> _Text segment_:
· · · ·
We launched that prospectus. We’re seeking to raise $10 million, at the minimum of $5. The $5 is underwritten, so we will subject to ASIC and ASIC’s approval, of course, on our list. To get to where we are, we’ve already raised $20 million. This is not an easy thing to do. We’ve got 30 staff, we’ve had to get researched, it’s a long process. But we’ve created something that’s particularly valuable because we can go retail. None of the others overseas, the 150 in the U.S., the 50 in the UK, or the others in Australia can do a Kidman because they don’t have retail authorizations. So that’s the value that we have, but also it’s taken us five years to get all these dealer group approvals and everything else. So there is value in our business. And clearly, if we achieve the $10 million, we have capacity to take some over for some shareholder sell downs as well.

Now, what are we going to use the money for? The first and main reason is that the only pushback we’re getting now, from both the people pledging for Kidman, but also the advisors, is, “Who is DomaCom? How do we know you’ll be around next year?” And it’s a really hard question to answer as a private company or as a public unlisted company. So the only answer is one of two things. Either someone else buys us who’s already got that thing, or we list. The reality is that listing is the only answer. And what it’ll do is remove the final hurdle for us to really accelerate our penetration in the financial advisor market, but also the direct-to-consumer market, as the Kidman transaction is demonstrating.

We’ve obviously going to spend some of this money on radio and TV. We’re not a bashful company, so we’ll go out there and market aggressively. We’ve got two new products coming along, corporate bond. So we fractionalize anything. We just chose property first, corporate bonds second. So a part of our financial services license, we’re a market maker. We can make our market in our instruments. So the way we’ve implemented that is instead of settling in three days, you settle immediately on our platform. And it’s live and working, and we’ve had transactions occur. We’ve also got equity release, and this is where the retirees sell a bit of their property. That’s not approved yet, but we’ve been working at having three years three years of quality time with ASIC on that one.

So, yeah, in terms of the time table, look, we’re going to market this to all of our dealer groups. They’re going to get priority access. We got a relationship with HotCopper, we’re going to market there. Wholesale Investor, of course, our friends here. We’re going to do an accelerated campaign through here. And all the direct investors who’ve approached us through Kidman, and several others. So we’re going to quite aggressively market this. What’s called the exclusion period, the exposure period finishes hopefully Friday next week and then we’ll be open for applications. And, all going well, we’ll be trading. Our first trading day will be around about the 18th of August.

So, hurdles, well, there’s a lot of hurdles. There’s legal structure being approved, there’s the fund being rated. Before planners could use us, we need our external research companies giving what’s called our investment-grade writing. That took two years. And then getting approved by these advisors. So there’s a lot of water under the bridge, and there will be competitors, but they’ve got to do all this, too. And then they also then have the benefit of our background, which is already having penetrated the SMSF in accounting and financial planning market.

There’s a lot of up-side. You’ve got to make your own number. So, what percentage penetration we’ll achieve. Whatever you work out, times it by 0.8, that’s our fee. And our cost base, basically, is the first billion will cover our expanded cost base. Above that, $0.75 in the dollar is profit. Now, clearly, we’re talking about an asset class which is bigger than equities, an asset class that people like more than equities, which is property. And what we’ll enable people to do is buy specific bits of property and diversify their property investment profile, rather than as the statistics earlier said, there’s three quarters have just one property. You never do that in equities, why are you doing it in properties? Well, because until we came along, that was the only way to invest in specific properties. So, we’ll be at the back and welcome any questions. Thank you.
· · · ·
> _Records supplied_:
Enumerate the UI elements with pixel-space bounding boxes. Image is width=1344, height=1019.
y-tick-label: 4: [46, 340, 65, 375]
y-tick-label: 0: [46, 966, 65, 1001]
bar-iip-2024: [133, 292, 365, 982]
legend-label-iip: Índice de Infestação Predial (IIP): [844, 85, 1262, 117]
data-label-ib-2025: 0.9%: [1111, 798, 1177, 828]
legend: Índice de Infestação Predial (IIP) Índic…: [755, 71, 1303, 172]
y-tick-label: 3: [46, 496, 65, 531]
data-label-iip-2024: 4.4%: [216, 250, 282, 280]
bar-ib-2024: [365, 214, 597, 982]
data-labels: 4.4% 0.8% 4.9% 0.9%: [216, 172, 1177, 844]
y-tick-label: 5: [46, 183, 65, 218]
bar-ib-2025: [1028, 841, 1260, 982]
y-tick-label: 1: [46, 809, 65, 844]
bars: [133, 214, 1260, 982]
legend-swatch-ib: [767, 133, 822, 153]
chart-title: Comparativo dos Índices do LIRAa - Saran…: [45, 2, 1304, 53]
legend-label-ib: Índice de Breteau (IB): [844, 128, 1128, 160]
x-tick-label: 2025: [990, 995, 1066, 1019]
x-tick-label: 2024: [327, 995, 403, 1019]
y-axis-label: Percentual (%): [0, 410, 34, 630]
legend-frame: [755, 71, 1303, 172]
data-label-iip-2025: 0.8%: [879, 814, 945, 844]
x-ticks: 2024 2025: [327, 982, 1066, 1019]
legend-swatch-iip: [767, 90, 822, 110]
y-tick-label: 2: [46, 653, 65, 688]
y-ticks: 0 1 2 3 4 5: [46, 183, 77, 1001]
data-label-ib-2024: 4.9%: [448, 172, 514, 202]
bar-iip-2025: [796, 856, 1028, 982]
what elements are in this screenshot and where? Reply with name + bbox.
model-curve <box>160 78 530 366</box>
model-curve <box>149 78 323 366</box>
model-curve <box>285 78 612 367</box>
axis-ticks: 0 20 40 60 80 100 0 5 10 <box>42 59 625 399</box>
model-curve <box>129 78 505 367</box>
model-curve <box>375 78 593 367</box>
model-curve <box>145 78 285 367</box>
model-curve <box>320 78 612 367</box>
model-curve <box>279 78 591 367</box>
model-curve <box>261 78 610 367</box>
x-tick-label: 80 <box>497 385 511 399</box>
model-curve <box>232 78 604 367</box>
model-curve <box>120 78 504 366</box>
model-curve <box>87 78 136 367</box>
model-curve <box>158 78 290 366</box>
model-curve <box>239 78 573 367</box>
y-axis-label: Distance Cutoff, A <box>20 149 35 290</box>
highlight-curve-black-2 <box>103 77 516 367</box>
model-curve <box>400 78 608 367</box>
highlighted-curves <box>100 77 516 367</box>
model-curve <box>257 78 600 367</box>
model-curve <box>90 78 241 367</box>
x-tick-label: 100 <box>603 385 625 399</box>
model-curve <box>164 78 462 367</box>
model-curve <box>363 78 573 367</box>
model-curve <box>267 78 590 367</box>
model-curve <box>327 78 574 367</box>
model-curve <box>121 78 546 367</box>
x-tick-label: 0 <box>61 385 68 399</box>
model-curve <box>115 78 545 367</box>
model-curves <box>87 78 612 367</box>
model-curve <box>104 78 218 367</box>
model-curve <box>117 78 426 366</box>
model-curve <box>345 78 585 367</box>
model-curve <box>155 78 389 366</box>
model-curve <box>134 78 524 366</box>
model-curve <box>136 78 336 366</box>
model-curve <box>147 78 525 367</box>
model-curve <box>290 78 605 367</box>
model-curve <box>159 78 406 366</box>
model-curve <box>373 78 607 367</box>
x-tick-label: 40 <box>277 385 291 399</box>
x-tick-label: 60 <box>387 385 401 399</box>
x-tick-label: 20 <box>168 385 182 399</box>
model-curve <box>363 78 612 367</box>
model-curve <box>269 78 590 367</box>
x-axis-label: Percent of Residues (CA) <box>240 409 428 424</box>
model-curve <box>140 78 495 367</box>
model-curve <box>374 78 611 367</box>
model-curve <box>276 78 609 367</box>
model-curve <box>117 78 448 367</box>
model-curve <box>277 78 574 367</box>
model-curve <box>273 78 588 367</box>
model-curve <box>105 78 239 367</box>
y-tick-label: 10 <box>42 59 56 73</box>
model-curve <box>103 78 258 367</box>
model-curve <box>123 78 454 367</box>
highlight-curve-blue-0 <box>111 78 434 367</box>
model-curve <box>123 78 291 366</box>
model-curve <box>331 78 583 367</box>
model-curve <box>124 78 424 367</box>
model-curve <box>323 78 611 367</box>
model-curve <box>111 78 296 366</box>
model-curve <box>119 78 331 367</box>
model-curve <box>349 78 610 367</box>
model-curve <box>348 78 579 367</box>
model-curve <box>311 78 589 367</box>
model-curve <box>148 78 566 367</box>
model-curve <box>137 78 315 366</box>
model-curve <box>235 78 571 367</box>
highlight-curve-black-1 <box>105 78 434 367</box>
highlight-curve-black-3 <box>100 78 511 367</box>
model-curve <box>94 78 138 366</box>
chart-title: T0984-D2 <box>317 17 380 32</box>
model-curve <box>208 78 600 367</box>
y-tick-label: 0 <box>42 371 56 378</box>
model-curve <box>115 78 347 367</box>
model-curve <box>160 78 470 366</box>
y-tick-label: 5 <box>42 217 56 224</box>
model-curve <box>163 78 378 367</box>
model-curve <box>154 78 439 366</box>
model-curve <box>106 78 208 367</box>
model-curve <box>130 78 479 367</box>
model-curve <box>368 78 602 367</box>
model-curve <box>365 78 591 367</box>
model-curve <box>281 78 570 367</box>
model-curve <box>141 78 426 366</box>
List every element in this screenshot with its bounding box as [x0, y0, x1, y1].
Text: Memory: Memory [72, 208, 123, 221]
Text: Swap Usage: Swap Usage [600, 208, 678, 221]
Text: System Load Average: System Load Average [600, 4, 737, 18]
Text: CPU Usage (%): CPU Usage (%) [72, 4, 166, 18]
· · · ·
> _Aim of the exercise_:
Reproduce the stretch of the DomaCom talk from "Now, what are" through "transaction is demonstrating.". Nothing in the records is needed here.

> _Response area_:
Now, what are we going to use the money for? The first and main reason is that the only pushback we’re getting now, from both the people pledging for Kidman, but also the advisors, is, “Who is DomaCom? How do we know you’ll be around next year?” And it’s a really hard question to answer as a private company or as a public unlisted company. So the only answer is one of two things. Either someone else buys us who’s already got that thing, or we list. The reality is that listing is the only answer. And what it’ll do is remove the final hurdle for us to really accelerate our penetration in the financial advisor market, but also the direct-to-consumer market, as the Kidman transaction is demonstrating.